◆ Exercise goal
Wherever the string "sellers" appears in a line, extract that line.

Lines of data:

***

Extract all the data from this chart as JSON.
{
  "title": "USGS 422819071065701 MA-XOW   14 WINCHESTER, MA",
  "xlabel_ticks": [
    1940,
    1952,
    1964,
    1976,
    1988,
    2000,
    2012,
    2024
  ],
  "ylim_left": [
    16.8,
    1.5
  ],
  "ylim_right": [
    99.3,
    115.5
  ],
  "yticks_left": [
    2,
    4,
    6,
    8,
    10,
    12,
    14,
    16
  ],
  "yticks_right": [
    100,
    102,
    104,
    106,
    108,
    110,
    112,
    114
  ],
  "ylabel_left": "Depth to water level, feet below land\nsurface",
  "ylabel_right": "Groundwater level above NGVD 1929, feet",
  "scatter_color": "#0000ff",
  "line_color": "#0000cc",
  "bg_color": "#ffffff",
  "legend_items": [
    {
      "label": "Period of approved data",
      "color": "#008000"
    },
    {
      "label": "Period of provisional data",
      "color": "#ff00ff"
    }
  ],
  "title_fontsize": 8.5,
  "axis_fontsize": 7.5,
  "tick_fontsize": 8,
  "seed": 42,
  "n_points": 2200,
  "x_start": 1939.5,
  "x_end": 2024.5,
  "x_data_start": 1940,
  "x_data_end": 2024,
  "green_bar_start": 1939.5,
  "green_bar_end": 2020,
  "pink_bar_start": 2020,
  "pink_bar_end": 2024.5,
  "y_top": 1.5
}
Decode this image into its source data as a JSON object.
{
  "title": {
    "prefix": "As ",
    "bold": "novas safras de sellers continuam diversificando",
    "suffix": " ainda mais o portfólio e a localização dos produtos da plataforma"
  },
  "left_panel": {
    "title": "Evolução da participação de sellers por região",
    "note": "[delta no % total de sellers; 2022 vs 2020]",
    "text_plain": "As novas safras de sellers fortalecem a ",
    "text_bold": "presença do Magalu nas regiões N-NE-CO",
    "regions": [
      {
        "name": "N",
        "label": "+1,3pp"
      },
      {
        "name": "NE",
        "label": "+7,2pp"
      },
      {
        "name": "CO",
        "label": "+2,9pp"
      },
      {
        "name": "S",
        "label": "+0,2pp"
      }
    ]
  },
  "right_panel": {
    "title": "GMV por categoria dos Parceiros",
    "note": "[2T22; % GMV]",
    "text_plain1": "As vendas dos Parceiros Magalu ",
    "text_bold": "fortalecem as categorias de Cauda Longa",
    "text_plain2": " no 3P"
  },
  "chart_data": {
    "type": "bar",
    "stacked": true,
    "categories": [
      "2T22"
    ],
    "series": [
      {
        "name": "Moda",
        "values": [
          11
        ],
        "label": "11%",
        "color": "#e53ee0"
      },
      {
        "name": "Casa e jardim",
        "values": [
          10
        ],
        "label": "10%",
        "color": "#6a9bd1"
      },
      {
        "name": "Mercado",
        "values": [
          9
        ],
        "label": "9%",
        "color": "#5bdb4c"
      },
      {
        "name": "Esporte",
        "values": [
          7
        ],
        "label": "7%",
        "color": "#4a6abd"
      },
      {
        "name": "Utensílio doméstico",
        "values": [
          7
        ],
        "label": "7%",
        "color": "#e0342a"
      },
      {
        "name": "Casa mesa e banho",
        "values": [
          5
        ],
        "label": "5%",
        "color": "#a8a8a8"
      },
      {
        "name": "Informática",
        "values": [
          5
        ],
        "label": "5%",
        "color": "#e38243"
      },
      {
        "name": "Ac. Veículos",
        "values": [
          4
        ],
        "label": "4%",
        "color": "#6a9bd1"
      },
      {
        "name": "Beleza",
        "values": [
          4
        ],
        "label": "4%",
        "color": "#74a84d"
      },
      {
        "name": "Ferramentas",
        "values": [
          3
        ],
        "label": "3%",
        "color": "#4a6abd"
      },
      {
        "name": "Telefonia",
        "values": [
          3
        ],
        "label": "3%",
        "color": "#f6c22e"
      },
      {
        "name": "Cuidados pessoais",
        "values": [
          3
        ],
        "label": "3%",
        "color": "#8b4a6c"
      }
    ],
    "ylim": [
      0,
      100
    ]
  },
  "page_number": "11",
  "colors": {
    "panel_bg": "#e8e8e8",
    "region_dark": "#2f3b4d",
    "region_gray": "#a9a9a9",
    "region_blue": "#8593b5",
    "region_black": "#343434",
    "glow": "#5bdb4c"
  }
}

***

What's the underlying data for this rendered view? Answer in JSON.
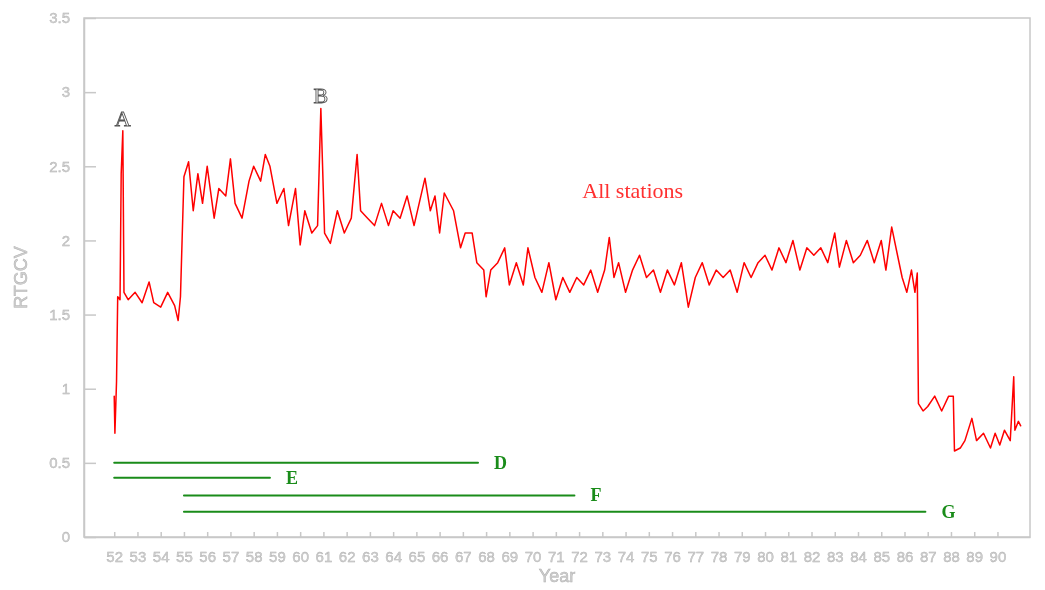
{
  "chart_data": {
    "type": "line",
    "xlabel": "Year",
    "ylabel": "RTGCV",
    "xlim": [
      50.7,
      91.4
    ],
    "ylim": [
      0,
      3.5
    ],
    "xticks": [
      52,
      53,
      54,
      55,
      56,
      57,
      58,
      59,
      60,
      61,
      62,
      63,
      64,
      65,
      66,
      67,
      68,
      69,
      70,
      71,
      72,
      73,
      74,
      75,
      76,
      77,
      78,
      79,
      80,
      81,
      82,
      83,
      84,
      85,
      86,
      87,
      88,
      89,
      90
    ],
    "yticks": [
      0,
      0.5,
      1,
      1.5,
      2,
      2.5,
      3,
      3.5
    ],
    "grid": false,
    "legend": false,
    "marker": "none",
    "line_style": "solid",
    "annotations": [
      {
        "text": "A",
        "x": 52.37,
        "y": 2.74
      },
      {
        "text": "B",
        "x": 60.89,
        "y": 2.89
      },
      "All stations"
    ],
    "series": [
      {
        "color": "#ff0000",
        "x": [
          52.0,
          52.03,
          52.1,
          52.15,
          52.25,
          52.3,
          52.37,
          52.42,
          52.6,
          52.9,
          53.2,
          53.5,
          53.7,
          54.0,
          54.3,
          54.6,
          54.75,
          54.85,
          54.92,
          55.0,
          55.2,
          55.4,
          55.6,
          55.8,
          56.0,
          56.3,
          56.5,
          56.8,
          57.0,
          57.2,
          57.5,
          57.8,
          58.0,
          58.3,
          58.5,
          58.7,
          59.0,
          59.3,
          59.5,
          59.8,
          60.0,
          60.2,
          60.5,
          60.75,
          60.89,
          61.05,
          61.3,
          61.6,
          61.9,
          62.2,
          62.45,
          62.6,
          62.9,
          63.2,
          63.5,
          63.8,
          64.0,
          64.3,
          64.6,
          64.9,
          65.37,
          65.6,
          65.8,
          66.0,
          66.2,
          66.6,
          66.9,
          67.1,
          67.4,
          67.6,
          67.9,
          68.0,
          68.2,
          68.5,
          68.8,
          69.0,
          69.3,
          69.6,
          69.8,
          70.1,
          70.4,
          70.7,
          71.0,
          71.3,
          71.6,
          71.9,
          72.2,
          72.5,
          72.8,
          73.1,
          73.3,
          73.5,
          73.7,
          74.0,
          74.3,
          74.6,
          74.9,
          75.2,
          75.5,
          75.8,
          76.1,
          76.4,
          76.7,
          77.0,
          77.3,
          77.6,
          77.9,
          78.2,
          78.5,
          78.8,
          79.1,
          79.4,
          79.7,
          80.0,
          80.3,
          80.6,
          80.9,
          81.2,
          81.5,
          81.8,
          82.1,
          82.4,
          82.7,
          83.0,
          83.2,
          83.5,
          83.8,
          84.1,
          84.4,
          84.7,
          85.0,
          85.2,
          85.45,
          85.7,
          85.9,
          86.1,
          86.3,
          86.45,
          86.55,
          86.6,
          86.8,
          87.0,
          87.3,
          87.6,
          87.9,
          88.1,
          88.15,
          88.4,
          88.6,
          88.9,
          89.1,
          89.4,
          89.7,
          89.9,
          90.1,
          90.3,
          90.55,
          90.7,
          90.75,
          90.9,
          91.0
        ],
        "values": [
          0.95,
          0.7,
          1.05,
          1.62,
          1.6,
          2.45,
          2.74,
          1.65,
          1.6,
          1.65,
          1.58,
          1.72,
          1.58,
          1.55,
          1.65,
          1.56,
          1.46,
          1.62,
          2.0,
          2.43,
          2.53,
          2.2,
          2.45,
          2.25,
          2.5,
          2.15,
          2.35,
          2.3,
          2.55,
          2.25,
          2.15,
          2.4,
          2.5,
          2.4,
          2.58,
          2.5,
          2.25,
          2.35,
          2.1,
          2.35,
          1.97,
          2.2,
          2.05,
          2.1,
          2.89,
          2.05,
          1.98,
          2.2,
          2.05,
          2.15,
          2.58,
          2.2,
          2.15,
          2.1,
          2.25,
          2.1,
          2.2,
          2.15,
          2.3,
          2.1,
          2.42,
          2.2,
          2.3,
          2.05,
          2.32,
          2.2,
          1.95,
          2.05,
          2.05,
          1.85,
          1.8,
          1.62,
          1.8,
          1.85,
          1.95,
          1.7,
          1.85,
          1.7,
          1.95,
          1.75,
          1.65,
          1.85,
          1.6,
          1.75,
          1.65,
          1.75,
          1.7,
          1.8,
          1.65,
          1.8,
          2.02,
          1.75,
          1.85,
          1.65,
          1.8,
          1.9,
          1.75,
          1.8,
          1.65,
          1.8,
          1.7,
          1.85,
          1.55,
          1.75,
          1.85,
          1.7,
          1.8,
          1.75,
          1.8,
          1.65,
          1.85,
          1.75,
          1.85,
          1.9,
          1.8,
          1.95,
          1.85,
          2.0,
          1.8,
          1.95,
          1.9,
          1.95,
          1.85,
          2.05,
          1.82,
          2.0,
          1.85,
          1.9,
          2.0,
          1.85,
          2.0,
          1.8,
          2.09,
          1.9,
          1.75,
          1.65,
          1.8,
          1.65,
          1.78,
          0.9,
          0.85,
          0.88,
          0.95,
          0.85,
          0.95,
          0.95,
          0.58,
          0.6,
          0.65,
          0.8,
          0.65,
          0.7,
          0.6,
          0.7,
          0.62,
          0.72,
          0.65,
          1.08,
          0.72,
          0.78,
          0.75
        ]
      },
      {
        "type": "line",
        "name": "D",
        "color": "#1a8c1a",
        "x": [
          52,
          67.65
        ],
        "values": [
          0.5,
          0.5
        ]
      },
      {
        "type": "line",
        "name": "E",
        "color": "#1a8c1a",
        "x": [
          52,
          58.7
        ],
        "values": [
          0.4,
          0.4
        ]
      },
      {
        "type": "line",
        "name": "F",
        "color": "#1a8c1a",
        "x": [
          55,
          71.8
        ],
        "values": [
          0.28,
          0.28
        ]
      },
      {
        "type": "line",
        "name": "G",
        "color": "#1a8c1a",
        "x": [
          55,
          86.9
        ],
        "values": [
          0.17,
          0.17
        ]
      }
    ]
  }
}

***

◆ Final result
    "bold": "novas safras de sellers continuam diversificando",
    "title": "Evolução da participação de sellers por região",
    "note": "[delta no % total de sellers; 2022 vs 2020]",
    "text_plain": "As novas safras de sellers fortalecem a ",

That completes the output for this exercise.